* STATED PROBLEM *
Gather the lines that hold the string "this".

* DATA LISTING *
-- Start --

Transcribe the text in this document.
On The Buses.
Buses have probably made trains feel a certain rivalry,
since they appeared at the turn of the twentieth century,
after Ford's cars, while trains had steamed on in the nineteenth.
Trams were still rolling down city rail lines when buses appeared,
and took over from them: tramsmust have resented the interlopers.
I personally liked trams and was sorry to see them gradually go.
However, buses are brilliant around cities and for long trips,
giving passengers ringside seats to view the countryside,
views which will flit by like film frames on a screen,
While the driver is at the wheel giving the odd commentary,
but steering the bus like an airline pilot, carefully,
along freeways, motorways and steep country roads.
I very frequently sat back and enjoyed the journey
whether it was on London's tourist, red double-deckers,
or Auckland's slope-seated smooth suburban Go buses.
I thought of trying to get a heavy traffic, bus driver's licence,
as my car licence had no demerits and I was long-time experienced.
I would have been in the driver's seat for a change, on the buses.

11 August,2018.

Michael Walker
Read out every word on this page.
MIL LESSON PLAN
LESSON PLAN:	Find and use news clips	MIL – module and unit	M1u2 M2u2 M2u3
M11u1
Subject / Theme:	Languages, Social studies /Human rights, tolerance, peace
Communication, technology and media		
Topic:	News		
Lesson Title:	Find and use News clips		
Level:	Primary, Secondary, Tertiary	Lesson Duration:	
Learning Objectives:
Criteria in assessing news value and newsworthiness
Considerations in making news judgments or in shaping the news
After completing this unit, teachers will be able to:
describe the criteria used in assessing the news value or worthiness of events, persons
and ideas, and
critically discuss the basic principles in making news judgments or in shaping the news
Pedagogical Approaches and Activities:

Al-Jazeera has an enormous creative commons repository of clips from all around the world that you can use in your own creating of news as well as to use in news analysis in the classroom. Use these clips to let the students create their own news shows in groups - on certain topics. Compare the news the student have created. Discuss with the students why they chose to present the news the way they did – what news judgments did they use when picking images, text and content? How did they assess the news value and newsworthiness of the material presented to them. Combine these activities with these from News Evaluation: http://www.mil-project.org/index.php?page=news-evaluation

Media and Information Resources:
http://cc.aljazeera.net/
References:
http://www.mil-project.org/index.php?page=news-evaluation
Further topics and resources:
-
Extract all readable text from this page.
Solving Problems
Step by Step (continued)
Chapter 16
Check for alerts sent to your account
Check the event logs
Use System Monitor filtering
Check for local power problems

-- End --

* EXPECTED ANSWER *
Transcribe the text in this document.
Read out every word on this page.
After completing this unit, teachers will be able to:
Extract all readable text from this page.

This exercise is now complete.